• Data items:
__________
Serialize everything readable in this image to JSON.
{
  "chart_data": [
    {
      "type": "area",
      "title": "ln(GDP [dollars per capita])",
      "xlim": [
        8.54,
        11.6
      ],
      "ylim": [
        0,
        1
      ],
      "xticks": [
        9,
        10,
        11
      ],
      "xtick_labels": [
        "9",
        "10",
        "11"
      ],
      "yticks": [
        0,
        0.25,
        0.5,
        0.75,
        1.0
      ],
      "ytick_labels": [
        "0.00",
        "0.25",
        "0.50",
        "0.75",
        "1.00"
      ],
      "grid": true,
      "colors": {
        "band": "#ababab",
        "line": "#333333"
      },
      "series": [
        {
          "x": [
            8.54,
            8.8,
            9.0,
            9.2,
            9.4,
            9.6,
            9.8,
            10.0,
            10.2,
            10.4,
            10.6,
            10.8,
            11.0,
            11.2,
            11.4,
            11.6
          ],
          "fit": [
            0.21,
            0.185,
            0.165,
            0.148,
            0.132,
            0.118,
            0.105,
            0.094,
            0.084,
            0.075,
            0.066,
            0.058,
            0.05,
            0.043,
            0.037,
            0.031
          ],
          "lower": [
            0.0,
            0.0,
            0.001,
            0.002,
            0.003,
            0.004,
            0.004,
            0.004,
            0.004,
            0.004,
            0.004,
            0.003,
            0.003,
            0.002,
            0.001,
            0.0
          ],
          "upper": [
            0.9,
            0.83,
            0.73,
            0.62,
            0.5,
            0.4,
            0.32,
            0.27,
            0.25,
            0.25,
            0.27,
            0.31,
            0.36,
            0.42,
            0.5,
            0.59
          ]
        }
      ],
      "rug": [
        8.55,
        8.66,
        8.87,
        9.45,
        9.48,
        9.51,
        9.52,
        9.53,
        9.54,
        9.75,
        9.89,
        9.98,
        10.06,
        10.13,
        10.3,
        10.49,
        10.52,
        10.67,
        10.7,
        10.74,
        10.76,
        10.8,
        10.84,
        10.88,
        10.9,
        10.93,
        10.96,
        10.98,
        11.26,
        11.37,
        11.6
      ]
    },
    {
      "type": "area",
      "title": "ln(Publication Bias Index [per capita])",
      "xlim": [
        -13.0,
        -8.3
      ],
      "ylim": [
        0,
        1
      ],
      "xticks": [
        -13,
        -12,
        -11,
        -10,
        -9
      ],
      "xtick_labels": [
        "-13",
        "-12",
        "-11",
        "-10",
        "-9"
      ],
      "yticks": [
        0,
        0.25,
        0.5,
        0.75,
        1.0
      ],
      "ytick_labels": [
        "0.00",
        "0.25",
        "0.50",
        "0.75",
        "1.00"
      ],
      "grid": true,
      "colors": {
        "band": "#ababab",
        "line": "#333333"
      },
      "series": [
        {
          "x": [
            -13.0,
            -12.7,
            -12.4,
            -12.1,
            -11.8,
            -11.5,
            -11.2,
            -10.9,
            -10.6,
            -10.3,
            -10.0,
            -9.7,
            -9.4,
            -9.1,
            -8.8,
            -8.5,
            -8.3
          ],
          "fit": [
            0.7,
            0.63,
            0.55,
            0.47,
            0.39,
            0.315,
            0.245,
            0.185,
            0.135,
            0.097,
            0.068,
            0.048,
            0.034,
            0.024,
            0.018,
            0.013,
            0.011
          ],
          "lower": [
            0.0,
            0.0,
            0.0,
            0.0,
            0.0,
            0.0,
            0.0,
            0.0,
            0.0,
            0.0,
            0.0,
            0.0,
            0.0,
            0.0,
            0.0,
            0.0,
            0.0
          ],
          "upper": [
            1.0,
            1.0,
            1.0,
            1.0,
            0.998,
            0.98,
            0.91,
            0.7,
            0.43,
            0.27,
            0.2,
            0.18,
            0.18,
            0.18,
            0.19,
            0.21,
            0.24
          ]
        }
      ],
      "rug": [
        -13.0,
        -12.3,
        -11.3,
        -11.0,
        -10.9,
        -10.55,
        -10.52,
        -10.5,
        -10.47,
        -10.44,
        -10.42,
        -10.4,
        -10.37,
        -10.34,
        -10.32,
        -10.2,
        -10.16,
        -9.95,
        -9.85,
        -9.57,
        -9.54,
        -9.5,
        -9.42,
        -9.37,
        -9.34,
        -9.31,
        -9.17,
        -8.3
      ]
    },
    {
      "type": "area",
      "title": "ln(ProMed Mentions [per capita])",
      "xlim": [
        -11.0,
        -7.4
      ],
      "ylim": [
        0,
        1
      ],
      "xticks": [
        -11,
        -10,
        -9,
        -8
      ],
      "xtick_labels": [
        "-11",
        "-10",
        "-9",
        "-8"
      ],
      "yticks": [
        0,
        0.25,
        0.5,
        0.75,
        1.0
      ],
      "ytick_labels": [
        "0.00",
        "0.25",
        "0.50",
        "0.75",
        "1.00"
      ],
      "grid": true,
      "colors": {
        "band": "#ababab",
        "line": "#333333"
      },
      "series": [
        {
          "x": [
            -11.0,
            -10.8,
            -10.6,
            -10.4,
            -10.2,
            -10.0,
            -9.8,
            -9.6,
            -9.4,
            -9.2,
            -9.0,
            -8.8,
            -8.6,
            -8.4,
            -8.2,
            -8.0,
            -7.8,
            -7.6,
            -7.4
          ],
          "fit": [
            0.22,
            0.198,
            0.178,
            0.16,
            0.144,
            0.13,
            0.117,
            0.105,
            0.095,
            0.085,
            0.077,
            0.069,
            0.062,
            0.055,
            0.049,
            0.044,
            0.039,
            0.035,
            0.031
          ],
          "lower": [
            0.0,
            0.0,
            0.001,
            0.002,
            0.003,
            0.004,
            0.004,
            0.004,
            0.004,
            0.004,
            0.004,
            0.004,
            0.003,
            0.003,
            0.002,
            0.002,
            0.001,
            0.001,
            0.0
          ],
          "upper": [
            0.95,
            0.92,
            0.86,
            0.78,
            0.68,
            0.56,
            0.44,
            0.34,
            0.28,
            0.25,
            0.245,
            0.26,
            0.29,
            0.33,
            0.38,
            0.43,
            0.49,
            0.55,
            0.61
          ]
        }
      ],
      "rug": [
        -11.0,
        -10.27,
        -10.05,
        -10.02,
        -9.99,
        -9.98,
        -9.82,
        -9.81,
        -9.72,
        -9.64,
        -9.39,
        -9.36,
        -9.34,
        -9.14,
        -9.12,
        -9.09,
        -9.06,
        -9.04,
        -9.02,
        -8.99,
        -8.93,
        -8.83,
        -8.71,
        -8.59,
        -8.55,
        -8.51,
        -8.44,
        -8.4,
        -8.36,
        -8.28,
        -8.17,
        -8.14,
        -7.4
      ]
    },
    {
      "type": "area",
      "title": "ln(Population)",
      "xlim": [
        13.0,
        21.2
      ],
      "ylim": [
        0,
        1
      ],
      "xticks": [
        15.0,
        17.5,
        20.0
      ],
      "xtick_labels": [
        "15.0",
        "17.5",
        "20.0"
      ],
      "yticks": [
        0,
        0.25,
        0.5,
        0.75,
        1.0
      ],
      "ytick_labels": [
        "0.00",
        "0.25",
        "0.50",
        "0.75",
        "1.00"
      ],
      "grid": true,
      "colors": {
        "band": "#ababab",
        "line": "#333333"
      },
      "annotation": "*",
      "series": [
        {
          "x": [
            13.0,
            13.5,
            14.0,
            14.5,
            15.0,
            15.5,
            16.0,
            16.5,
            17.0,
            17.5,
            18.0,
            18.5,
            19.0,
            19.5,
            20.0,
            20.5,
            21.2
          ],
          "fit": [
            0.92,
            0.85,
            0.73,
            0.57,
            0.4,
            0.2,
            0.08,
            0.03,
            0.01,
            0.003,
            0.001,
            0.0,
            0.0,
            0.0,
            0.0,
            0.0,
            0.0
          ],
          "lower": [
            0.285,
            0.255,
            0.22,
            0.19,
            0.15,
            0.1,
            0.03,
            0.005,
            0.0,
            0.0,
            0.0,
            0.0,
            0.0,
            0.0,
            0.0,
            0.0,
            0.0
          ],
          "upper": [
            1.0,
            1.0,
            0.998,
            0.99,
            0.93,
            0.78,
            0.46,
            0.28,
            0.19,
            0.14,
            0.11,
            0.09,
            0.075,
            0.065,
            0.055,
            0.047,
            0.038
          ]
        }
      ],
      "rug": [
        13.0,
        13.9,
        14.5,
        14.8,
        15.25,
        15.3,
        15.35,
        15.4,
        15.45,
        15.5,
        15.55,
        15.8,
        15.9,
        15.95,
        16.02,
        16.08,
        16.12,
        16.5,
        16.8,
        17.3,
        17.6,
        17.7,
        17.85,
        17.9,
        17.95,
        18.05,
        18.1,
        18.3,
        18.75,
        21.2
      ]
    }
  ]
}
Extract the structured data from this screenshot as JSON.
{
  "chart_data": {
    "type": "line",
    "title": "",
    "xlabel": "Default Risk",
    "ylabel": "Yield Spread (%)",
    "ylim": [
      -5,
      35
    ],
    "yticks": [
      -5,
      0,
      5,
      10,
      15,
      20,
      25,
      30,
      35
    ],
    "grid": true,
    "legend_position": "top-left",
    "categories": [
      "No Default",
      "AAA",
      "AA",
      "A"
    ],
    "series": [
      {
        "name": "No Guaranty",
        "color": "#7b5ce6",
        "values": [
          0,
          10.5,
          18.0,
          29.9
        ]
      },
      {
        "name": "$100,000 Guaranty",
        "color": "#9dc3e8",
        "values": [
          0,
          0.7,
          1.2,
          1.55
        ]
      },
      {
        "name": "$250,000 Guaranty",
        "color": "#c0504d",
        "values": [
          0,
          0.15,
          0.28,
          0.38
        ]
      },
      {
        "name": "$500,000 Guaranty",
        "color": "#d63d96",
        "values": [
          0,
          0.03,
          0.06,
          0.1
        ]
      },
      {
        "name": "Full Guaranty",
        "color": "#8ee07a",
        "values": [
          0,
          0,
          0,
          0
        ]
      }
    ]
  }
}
__________
• Exercise goal: Look for the word "this" and return every line where it occurs.

• Exercise result:
Serialize everything readable in this image to JSON.
Extract the structured data from this screenshot as JSON.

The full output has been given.